— BEGIN —
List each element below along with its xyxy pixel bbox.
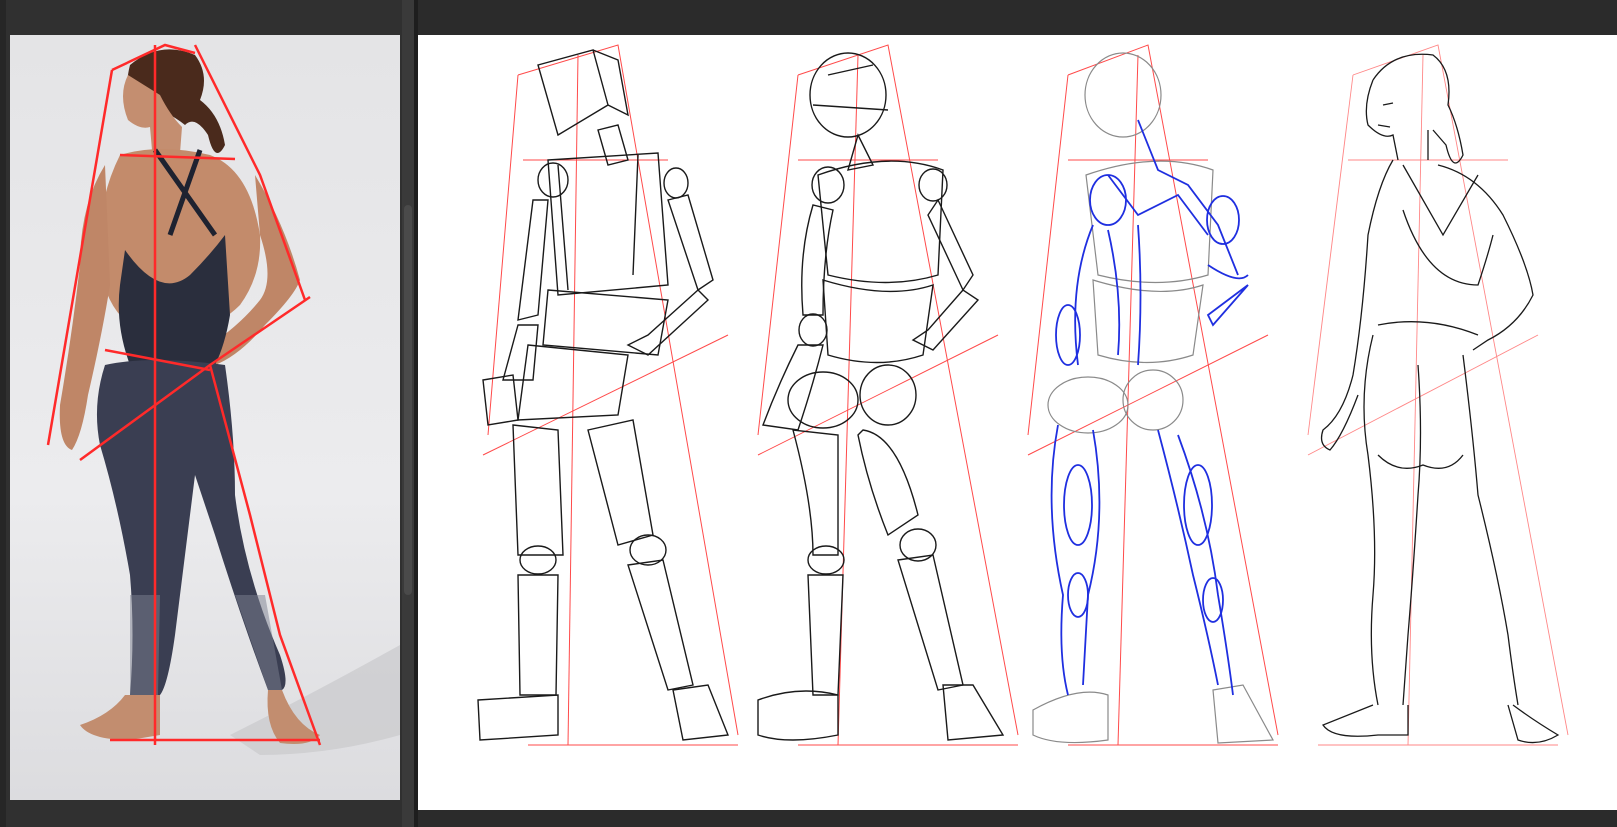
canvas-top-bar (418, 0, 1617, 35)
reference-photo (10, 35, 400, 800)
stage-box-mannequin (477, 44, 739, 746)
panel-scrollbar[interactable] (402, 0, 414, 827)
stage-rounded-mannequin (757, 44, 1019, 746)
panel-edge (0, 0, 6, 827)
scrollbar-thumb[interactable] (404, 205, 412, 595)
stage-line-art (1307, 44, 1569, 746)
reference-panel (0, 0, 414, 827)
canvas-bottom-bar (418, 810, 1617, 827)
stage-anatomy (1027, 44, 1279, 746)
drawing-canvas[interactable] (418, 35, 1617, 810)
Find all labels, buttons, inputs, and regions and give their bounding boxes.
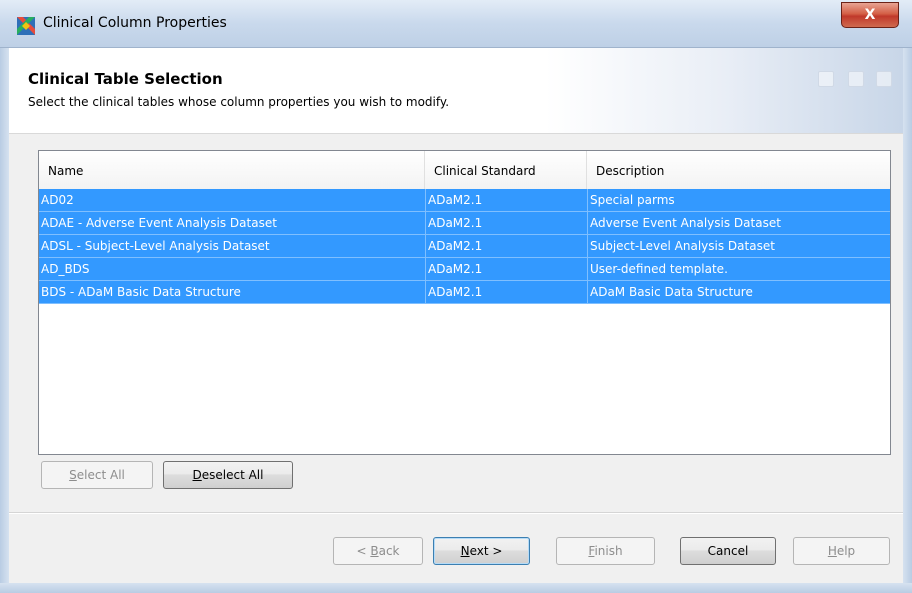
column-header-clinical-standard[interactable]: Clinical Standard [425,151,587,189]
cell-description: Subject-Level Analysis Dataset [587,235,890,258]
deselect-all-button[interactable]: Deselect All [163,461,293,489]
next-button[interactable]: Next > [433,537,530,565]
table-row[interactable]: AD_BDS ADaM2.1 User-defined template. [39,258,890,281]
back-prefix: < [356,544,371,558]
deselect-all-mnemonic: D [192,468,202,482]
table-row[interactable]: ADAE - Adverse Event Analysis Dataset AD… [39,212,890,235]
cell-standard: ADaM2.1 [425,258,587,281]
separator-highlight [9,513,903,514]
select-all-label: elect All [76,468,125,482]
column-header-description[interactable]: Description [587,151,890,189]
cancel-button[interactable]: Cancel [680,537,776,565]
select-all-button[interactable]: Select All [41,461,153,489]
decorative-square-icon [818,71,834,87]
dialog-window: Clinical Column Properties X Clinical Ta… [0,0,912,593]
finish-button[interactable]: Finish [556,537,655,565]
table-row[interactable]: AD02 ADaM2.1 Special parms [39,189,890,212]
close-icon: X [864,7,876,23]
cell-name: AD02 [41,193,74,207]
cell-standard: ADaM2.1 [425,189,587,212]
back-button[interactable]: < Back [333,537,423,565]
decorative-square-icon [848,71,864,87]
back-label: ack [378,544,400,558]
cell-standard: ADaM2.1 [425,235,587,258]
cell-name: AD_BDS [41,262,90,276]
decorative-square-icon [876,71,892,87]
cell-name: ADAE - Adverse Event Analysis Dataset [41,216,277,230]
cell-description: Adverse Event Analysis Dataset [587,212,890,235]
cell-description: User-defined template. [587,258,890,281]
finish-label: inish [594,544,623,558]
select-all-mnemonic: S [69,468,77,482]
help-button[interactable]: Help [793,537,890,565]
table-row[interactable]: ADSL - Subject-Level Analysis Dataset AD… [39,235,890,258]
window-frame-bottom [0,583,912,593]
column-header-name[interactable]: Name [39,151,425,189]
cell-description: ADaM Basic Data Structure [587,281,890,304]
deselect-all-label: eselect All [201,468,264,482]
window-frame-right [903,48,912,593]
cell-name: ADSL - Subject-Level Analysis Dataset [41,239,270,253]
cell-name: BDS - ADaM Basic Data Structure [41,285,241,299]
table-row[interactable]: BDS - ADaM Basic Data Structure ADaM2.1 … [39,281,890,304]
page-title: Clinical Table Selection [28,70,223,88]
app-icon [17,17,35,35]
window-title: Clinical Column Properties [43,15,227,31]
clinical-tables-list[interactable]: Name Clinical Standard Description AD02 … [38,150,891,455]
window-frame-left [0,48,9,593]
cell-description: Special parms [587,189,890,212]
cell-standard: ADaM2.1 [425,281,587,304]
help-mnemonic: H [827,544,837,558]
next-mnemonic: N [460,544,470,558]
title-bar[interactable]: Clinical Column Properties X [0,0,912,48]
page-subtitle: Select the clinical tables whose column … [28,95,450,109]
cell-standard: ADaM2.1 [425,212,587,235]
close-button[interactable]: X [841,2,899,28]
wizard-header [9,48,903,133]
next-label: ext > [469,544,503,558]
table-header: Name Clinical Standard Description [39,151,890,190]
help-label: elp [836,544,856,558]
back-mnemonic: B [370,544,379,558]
— END —
→ Instruction: Copy every one of the rows above, keeping each line the same. Omit the pictures.

→ In response:
List each element below along with its xyxy pixel bbox.
canvas-top-bar (418, 0, 1617, 35)
reference-photo (10, 35, 400, 800)
stage-box-mannequin (477, 44, 739, 746)
panel-scrollbar[interactable] (402, 0, 414, 827)
stage-rounded-mannequin (757, 44, 1019, 746)
panel-edge (0, 0, 6, 827)
scrollbar-thumb[interactable] (404, 205, 412, 595)
stage-line-art (1307, 44, 1569, 746)
reference-panel (0, 0, 414, 827)
canvas-bottom-bar (418, 810, 1617, 827)
stage-anatomy (1027, 44, 1279, 746)
drawing-canvas[interactable] (418, 35, 1617, 810)
Find all labels, buttons, inputs, and regions and give their bounding boxes.
column-header-clinical-standard[interactable]: Clinical Standard [425,151,587,189]
cell-description: Subject-Level Analysis Dataset [587,235,890,258]
deselect-all-button[interactable]: Deselect All [163,461,293,489]
next-button[interactable]: Next > [433,537,530,565]
table-row[interactable]: AD_BDS ADaM2.1 User-defined template. [39,258,890,281]
back-prefix: < [356,544,371,558]
deselect-all-mnemonic: D [192,468,202,482]
table-row[interactable]: ADAE - Adverse Event Analysis Dataset AD… [39,212,890,235]
cell-standard: ADaM2.1 [425,258,587,281]
separator-highlight [9,513,903,514]
select-all-label: elect All [76,468,125,482]
column-header-description[interactable]: Description [587,151,890,189]
cancel-button[interactable]: Cancel [680,537,776,565]
select-all-button[interactable]: Select All [41,461,153,489]
decorative-square-icon [818,71,834,87]
dialog-window: Clinical Column Properties X Clinical Ta… [0,0,912,593]
finish-button[interactable]: Finish [556,537,655,565]
table-row[interactable]: AD02 ADaM2.1 Special parms [39,189,890,212]
close-icon: X [864,7,876,23]
cell-name: AD02 [41,193,74,207]
cell-standard: ADaM2.1 [425,189,587,212]
back-button[interactable]: < Back [333,537,423,565]
decorative-square-icon [848,71,864,87]
back-label: ack [378,544,400,558]
cell-standard: ADaM2.1 [425,235,587,258]
cell-name: AD_BDS [41,262,90,276]
decorative-square-icon [876,71,892,87]
cell-name: ADAE - Adverse Event Analysis Dataset [41,216,277,230]
cell-description: Adverse Event Analysis Dataset [587,212,890,235]
cell-description: User-defined template. [587,258,890,281]
finish-label: inish [594,544,623,558]
select-all-mnemonic: S [69,468,77,482]
help-button[interactable]: Help [793,537,890,565]
table-row[interactable]: ADSL - Subject-Level Analysis Dataset AD… [39,235,890,258]
window-frame-bottom [0,583,912,593]
column-header-name[interactable]: Name [39,151,425,189]
cell-description: ADaM Basic Data Structure [587,281,890,304]
deselect-all-label: eselect All [201,468,264,482]
window-frame-right [903,48,912,593]
cell-name: ADSL - Subject-Level Analysis Dataset [41,239,270,253]
cell-name: BDS - ADaM Basic Data Structure [41,285,241,299]
table-row[interactable]: BDS - ADaM Basic Data Structure ADaM2.1 … [39,281,890,304]
page-title: Clinical Table Selection [28,70,223,88]
app-icon [17,17,35,35]
window-title: Clinical Column Properties [43,15,227,31]
clinical-tables-list[interactable]: Name Clinical Standard Description AD02 … [38,150,891,455]
window-frame-left [0,48,9,593]
cell-description: Special parms [587,189,890,212]
cell-standard: ADaM2.1 [425,281,587,304]
help-mnemonic: H [827,544,837,558]
next-mnemonic: N [460,544,470,558]
title-bar[interactable]: Clinical Column Properties X [0,0,912,48]
page-subtitle: Select the clinical tables whose column … [28,95,450,109]
cell-standard: ADaM2.1 [425,212,587,235]
close-button[interactable]: X [841,2,899,28]
wizard-header [9,48,903,133]
next-label: ext > [469,544,503,558]
table-header: Name Clinical Standard Description [39,151,890,190]
help-label: elp [836,544,856,558]
back-mnemonic: B [370,544,379,558]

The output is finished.